(A block of data)
★ ★ ★ ★ ★ ★ ★

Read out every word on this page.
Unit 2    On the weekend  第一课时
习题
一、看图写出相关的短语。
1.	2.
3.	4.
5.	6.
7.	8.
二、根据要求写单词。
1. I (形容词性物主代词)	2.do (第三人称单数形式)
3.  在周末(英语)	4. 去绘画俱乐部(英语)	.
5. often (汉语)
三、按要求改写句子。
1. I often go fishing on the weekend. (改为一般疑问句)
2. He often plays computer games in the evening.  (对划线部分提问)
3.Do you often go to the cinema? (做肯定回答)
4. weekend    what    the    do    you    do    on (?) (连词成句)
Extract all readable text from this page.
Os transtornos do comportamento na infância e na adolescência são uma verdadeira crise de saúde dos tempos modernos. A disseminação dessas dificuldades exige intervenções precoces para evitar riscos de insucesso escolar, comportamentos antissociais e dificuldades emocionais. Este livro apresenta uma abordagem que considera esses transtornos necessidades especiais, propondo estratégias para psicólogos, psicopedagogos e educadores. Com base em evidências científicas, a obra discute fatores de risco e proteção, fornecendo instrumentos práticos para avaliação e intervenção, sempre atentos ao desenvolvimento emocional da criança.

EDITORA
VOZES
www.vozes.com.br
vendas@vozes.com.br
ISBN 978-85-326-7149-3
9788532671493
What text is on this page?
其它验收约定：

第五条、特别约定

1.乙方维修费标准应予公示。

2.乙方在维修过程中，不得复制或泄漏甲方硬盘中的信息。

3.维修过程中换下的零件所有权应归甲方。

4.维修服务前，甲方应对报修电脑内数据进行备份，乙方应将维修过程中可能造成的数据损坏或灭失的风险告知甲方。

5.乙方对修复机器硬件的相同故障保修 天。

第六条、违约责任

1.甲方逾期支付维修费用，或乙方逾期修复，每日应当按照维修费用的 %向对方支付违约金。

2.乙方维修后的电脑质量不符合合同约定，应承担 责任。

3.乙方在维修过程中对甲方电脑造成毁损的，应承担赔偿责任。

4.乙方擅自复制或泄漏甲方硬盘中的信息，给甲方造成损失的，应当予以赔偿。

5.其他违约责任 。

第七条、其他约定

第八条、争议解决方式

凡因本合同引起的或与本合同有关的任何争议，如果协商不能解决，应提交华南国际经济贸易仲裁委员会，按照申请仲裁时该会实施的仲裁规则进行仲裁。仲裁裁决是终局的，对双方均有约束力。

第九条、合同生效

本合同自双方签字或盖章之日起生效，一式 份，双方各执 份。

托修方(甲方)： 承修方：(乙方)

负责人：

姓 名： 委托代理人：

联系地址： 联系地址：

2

★ ★ ★ ★ ★ ★ ★

Stated goal: Locate and copy each line in the data above that includes the word "text".

Solution for this problem:
Extract all readable text from this page.
What text is on this page?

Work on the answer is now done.